>>>

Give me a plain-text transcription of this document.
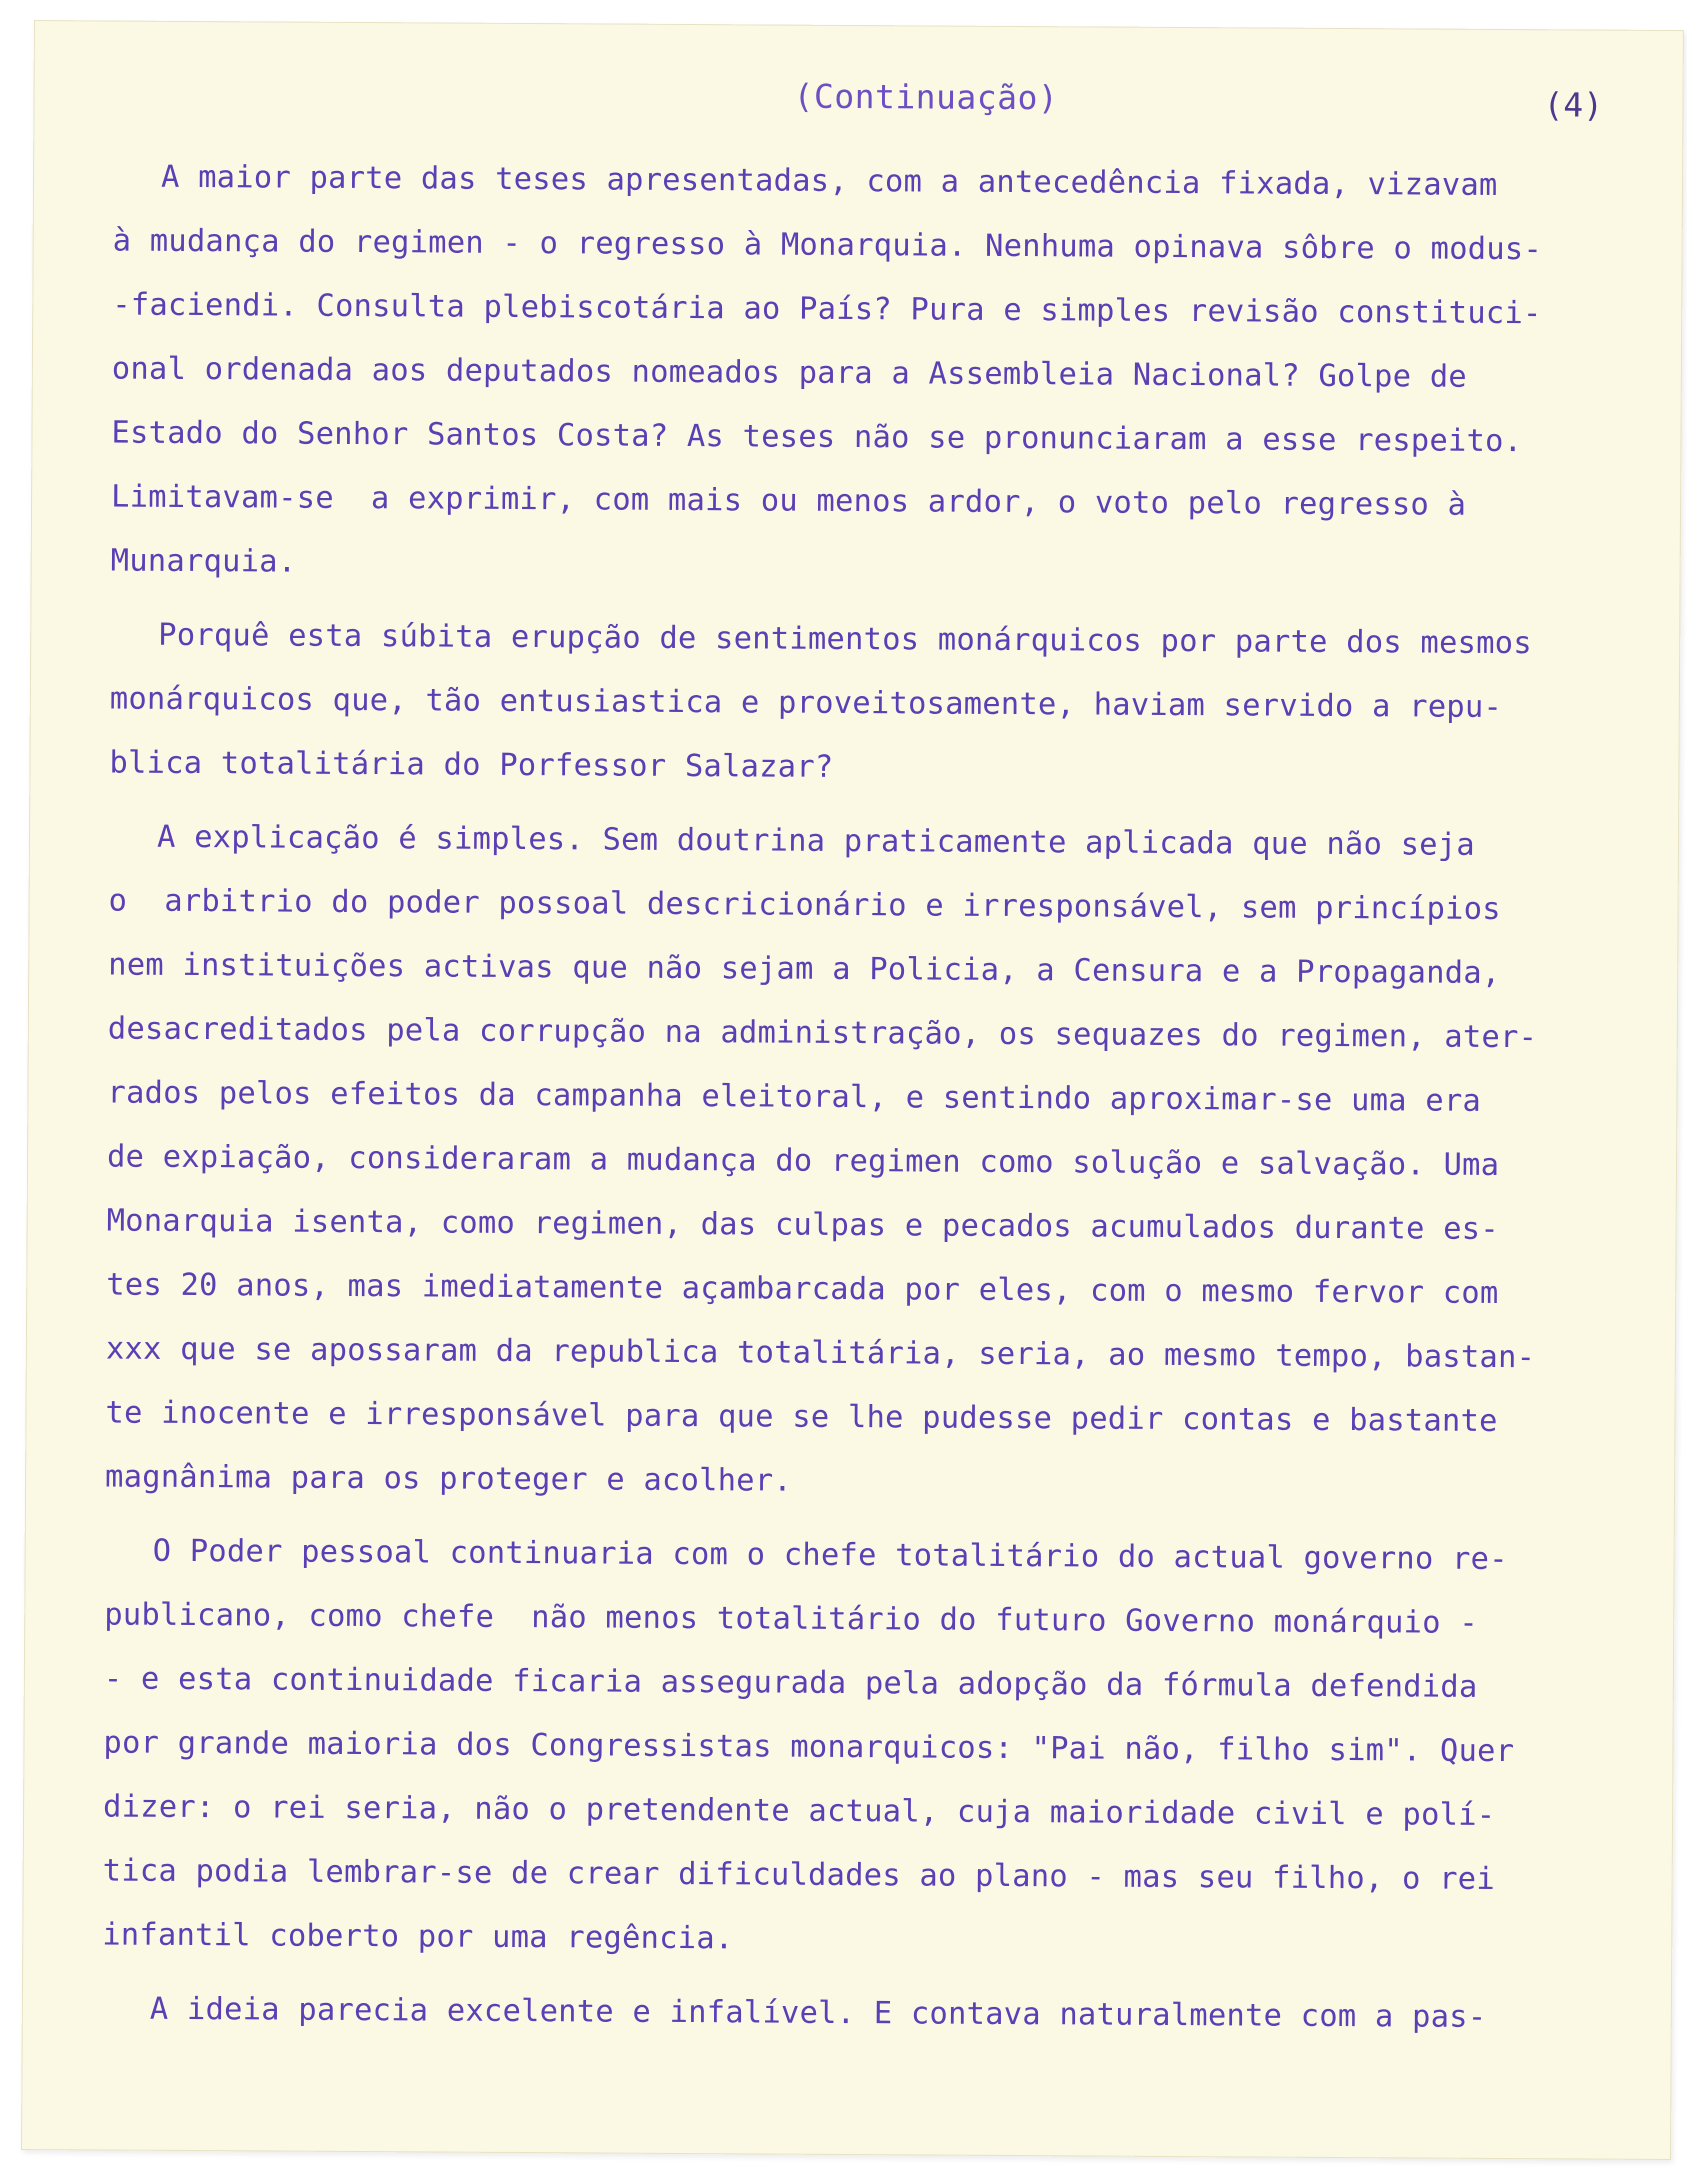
(Continuação)	(4)
A maior parte das teses apresentadas, com a antecedência fixada, vizavam
à mudança do regimen - o regresso à Monarquia. Nenhuma opinava sôbre o modus-
-faciendi. Consulta plebiscotária ao País? Pura e simples revisão constituci-
onal ordenada aos deputados nomeados para a Assembleia Nacional? Golpe de
Estado do Senhor Santos Costa? As teses não se pronunciaram a esse respeito.
Limitavam-se  a exprimir, com mais ou menos ardor, o voto pelo regresso à
Munarquia.
Porquê esta súbita erupção de sentimentos monárquicos por parte dos mesmos
monárquicos que, tão entusiastica e proveitosamente, haviam servido a repu-
blica totalitária do Porfessor Salazar?
A explicação é simples. Sem doutrina praticamente aplicada que não seja
o  arbitrio do poder possoal descricionário e irresponsável, sem princípios
nem instituições activas que não sejam a Policia, a Censura e a Propaganda,
desacreditados pela corrupção na administração, os sequazes do regimen, ater-
rados pelos efeitos da campanha eleitoral, e sentindo aproximar-se uma era
de expiação, consideraram a mudança do regimen como solução e salvação. Uma
Monarquia isenta, como regimen, das culpas e pecados acumulados durante es-
tes 20 anos, mas imediatamente açambarcada por eles, com o mesmo fervor com
xxx que se apossaram da republica totalitária, seria, ao mesmo tempo, bastan-
te inocente e irresponsável para que se lhe pudesse pedir contas e bastante
magnânima para os proteger e acolher.
O Poder pessoal continuaria com o chefe totalitário do actual governo re-
publicano, como chefe  não menos totalitário do futuro Governo monárquio -
- e esta continuidade ficaria assegurada pela adopção da fórmula defendida
por grande maioria dos Congressistas monarquicos: "Pai não, filho sim". Quer
dizer: o rei seria, não o pretendente actual, cuja maioridade civil e polí-
tica podia lembrar-se de crear dificuldades ao plano - mas seu filho, o rei
infantil coberto por uma regência.
A ideia parecia excelente e infalível. E contava naturalmente com a pas-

<<<

## Problem description
Exactly reproduce the entries above, minus the pictures.

## Finished task
Give me a plain-text transcription of this document.
(Continuação)	(4)
A maior parte das teses apresentadas, com a antecedência fixada, vizavam
à mudança do regimen - o regresso à Monarquia. Nenhuma opinava sôbre o modus-
-faciendi. Consulta plebiscotária ao País? Pura e simples revisão constituci-
onal ordenada aos deputados nomeados para a Assembleia Nacional? Golpe de
Estado do Senhor Santos Costa? As teses não se pronunciaram a esse respeito.
Limitavam-se  a exprimir, com mais ou menos ardor, o voto pelo regresso à
Munarquia.
Porquê esta súbita erupção de sentimentos monárquicos por parte dos mesmos
monárquicos que, tão entusiastica e proveitosamente, haviam servido a repu-
blica totalitária do Porfessor Salazar?
A explicação é simples. Sem doutrina praticamente aplicada que não seja
o  arbitrio do poder possoal descricionário e irresponsável, sem princípios
nem instituições activas que não sejam a Policia, a Censura e a Propaganda,
desacreditados pela corrupção na administração, os sequazes do regimen, ater-
rados pelos efeitos da campanha eleitoral, e sentindo aproximar-se uma era
de expiação, consideraram a mudança do regimen como solução e salvação. Uma
Monarquia isenta, como regimen, das culpas e pecados acumulados durante es-
tes 20 anos, mas imediatamente açambarcada por eles, com o mesmo fervor com
xxx que se apossaram da republica totalitária, seria, ao mesmo tempo, bastan-
te inocente e irresponsável para que se lhe pudesse pedir contas e bastante
magnânima para os proteger e acolher.
O Poder pessoal continuaria com o chefe totalitário do actual governo re-
publicano, como chefe  não menos totalitário do futuro Governo monárquio -
- e esta continuidade ficaria assegurada pela adopção da fórmula defendida
por grande maioria dos Congressistas monarquicos: "Pai não, filho sim". Quer
dizer: o rei seria, não o pretendente actual, cuja maioridade civil e polí-
tica podia lembrar-se de crear dificuldades ao plano - mas seu filho, o rei
infantil coberto por uma regência.
A ideia parecia excelente e infalível. E contava naturalmente com a pas-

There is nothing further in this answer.